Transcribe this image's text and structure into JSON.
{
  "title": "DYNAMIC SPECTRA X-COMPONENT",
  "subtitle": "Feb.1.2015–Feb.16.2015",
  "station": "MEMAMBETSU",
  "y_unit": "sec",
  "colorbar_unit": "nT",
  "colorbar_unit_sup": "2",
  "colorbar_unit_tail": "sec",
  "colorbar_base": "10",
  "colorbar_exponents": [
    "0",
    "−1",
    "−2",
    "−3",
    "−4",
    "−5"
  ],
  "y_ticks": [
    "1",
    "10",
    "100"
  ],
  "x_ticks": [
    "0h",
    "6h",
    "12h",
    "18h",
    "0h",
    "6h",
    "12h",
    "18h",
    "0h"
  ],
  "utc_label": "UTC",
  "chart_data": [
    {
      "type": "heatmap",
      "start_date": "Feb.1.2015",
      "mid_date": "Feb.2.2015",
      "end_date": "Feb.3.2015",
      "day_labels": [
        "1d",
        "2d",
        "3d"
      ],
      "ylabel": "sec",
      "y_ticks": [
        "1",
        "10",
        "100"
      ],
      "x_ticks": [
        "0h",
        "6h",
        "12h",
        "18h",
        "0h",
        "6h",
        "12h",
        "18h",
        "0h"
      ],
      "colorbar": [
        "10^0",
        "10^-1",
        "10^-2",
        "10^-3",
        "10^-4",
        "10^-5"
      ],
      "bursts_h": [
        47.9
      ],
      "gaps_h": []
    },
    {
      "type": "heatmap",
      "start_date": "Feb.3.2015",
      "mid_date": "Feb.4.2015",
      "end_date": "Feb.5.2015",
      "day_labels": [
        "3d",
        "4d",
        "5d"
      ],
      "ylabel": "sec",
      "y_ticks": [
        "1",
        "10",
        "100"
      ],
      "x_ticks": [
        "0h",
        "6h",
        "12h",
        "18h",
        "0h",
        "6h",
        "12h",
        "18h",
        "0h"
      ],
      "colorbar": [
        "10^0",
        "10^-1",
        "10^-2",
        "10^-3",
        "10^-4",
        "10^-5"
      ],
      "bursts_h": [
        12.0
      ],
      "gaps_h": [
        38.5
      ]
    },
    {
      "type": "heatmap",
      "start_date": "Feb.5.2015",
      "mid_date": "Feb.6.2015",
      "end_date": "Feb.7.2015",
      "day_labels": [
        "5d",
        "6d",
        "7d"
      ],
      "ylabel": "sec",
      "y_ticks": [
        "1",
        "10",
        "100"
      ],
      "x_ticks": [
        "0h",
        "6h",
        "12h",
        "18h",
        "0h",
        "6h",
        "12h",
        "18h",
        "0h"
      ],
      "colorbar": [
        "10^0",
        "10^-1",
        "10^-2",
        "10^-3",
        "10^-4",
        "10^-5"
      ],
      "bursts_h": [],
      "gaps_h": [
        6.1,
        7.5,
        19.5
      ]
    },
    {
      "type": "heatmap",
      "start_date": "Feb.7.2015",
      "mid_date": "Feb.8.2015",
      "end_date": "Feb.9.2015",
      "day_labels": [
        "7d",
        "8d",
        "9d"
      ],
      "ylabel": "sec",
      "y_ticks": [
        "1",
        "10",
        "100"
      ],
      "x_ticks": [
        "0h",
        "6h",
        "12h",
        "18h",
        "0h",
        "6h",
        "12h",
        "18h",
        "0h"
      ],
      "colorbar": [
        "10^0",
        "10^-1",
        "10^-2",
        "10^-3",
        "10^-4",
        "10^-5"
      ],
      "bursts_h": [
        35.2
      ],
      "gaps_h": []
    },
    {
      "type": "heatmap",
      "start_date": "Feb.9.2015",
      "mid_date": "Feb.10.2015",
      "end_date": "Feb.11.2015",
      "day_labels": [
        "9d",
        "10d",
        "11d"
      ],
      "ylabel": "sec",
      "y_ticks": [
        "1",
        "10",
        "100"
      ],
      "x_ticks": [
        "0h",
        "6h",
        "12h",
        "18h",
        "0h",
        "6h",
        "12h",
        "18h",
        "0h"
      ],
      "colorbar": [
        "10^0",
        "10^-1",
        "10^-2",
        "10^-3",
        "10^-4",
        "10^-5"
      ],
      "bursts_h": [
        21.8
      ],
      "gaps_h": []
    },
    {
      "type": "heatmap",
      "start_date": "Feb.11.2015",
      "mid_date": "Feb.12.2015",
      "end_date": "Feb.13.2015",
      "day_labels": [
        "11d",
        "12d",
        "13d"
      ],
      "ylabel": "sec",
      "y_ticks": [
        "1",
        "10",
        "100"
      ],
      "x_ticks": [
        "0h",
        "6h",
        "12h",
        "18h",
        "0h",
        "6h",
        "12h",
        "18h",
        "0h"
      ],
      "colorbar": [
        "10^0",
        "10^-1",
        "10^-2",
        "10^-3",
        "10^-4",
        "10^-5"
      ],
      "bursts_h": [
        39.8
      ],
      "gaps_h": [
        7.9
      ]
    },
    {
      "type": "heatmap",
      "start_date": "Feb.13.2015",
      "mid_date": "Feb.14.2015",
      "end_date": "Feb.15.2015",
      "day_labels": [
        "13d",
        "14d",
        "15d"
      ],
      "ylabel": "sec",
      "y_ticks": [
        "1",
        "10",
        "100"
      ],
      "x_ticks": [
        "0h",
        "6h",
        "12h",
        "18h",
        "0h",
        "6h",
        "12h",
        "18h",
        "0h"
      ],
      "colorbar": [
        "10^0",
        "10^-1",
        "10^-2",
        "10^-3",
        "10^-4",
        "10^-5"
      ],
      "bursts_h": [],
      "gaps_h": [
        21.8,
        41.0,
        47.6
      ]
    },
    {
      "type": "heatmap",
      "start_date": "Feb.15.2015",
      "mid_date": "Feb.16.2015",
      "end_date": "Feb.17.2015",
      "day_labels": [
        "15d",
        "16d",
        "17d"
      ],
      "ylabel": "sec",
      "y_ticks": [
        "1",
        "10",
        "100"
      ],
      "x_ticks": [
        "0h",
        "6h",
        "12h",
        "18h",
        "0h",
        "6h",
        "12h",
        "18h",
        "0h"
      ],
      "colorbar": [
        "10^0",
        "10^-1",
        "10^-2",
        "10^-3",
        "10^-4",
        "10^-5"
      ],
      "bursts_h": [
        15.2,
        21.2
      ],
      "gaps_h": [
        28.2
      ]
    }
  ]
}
◆ ◆ ◆
Description of the task:
Reproduce all of the material above word for word.

Finished answer:
Transcribe this image's text and structure into JSON.
{
  "title": "DYNAMIC SPECTRA X-COMPONENT",
  "subtitle": "Feb.1.2015–Feb.16.2015",
  "station": "MEMAMBETSU",
  "y_unit": "sec",
  "colorbar_unit": "nT",
  "colorbar_unit_sup": "2",
  "colorbar_unit_tail": "sec",
  "colorbar_base": "10",
  "colorbar_exponents": [
    "0",
    "−1",
    "−2",
    "−3",
    "−4",
    "−5"
  ],
  "y_ticks": [
    "1",
    "10",
    "100"
  ],
  "x_ticks": [
    "0h",
    "6h",
    "12h",
    "18h",
    "0h",
    "6h",
    "12h",
    "18h",
    "0h"
  ],
  "utc_label": "UTC",
  "chart_data": [
    {
      "type": "heatmap",
      "start_date": "Feb.1.2015",
      "mid_date": "Feb.2.2015",
      "end_date": "Feb.3.2015",
      "day_labels": [
        "1d",
        "2d",
        "3d"
      ],
      "ylabel": "sec",
      "y_ticks": [
        "1",
        "10",
        "100"
      ],
      "x_ticks": [
        "0h",
        "6h",
        "12h",
        "18h",
        "0h",
        "6h",
        "12h",
        "18h",
        "0h"
      ],
      "colorbar": [
        "10^0",
        "10^-1",
        "10^-2",
        "10^-3",
        "10^-4",
        "10^-5"
      ],
      "bursts_h": [
        47.9
      ],
      "gaps_h": []
    },
    {
      "type": "heatmap",
      "start_date": "Feb.3.2015",
      "mid_date": "Feb.4.2015",
      "end_date": "Feb.5.2015",
      "day_labels": [
        "3d",
        "4d",
        "5d"
      ],
      "ylabel": "sec",
      "y_ticks": [
        "1",
        "10",
        "100"
      ],
      "x_ticks": [
        "0h",
        "6h",
        "12h",
        "18h",
        "0h",
        "6h",
        "12h",
        "18h",
        "0h"
      ],
      "colorbar": [
        "10^0",
        "10^-1",
        "10^-2",
        "10^-3",
        "10^-4",
        "10^-5"
      ],
      "bursts_h": [
        12.0
      ],
      "gaps_h": [
        38.5
      ]
    },
    {
      "type": "heatmap",
      "start_date": "Feb.5.2015",
      "mid_date": "Feb.6.2015",
      "end_date": "Feb.7.2015",
      "day_labels": [
        "5d",
        "6d",
        "7d"
      ],
      "ylabel": "sec",
      "y_ticks": [
        "1",
        "10",
        "100"
      ],
      "x_ticks": [
        "0h",
        "6h",
        "12h",
        "18h",
        "0h",
        "6h",
        "12h",
        "18h",
        "0h"
      ],
      "colorbar": [
        "10^0",
        "10^-1",
        "10^-2",
        "10^-3",
        "10^-4",
        "10^-5"
      ],
      "bursts_h": [],
      "gaps_h": [
        6.1,
        7.5,
        19.5
      ]
    },
    {
      "type": "heatmap",
      "start_date": "Feb.7.2015",
      "mid_date": "Feb.8.2015",
      "end_date": "Feb.9.2015",
      "day_labels": [
        "7d",
        "8d",
        "9d"
      ],
      "ylabel": "sec",
      "y_ticks": [
        "1",
        "10",
        "100"
      ],
      "x_ticks": [
        "0h",
        "6h",
        "12h",
        "18h",
        "0h",
        "6h",
        "12h",
        "18h",
        "0h"
      ],
      "colorbar": [
        "10^0",
        "10^-1",
        "10^-2",
        "10^-3",
        "10^-4",
        "10^-5"
      ],
      "bursts_h": [
        35.2
      ],
      "gaps_h": []
    },
    {
      "type": "heatmap",
      "start_date": "Feb.9.2015",
      "mid_date": "Feb.10.2015",
      "end_date": "Feb.11.2015",
      "day_labels": [
        "9d",
        "10d",
        "11d"
      ],
      "ylabel": "sec",
      "y_ticks": [
        "1",
        "10",
        "100"
      ],
      "x_ticks": [
        "0h",
        "6h",
        "12h",
        "18h",
        "0h",
        "6h",
        "12h",
        "18h",
        "0h"
      ],
      "colorbar": [
        "10^0",
        "10^-1",
        "10^-2",
        "10^-3",
        "10^-4",
        "10^-5"
      ],
      "bursts_h": [
        21.8
      ],
      "gaps_h": []
    },
    {
      "type": "heatmap",
      "start_date": "Feb.11.2015",
      "mid_date": "Feb.12.2015",
      "end_date": "Feb.13.2015",
      "day_labels": [
        "11d",
        "12d",
        "13d"
      ],
      "ylabel": "sec",
      "y_ticks": [
        "1",
        "10",
        "100"
      ],
      "x_ticks": [
        "0h",
        "6h",
        "12h",
        "18h",
        "0h",
        "6h",
        "12h",
        "18h",
        "0h"
      ],
      "colorbar": [
        "10^0",
        "10^-1",
        "10^-2",
        "10^-3",
        "10^-4",
        "10^-5"
      ],
      "bursts_h": [
        39.8
      ],
      "gaps_h": [
        7.9
      ]
    },
    {
      "type": "heatmap",
      "start_date": "Feb.13.2015",
      "mid_date": "Feb.14.2015",
      "end_date": "Feb.15.2015",
      "day_labels": [
        "13d",
        "14d",
        "15d"
      ],
      "ylabel": "sec",
      "y_ticks": [
        "1",
        "10",
        "100"
      ],
      "x_ticks": [
        "0h",
        "6h",
        "12h",
        "18h",
        "0h",
        "6h",
        "12h",
        "18h",
        "0h"
      ],
      "colorbar": [
        "10^0",
        "10^-1",
        "10^-2",
        "10^-3",
        "10^-4",
        "10^-5"
      ],
      "bursts_h": [],
      "gaps_h": [
        21.8,
        41.0,
        47.6
      ]
    },
    {
      "type": "heatmap",
      "start_date": "Feb.15.2015",
      "mid_date": "Feb.16.2015",
      "end_date": "Feb.17.2015",
      "day_labels": [
        "15d",
        "16d",
        "17d"
      ],
      "ylabel": "sec",
      "y_ticks": [
        "1",
        "10",
        "100"
      ],
      "x_ticks": [
        "0h",
        "6h",
        "12h",
        "18h",
        "0h",
        "6h",
        "12h",
        "18h",
        "0h"
      ],
      "colorbar": [
        "10^0",
        "10^-1",
        "10^-2",
        "10^-3",
        "10^-4",
        "10^-5"
      ],
      "bursts_h": [
        15.2,
        21.2
      ],
      "gaps_h": [
        28.2
      ]
    }
  ]
}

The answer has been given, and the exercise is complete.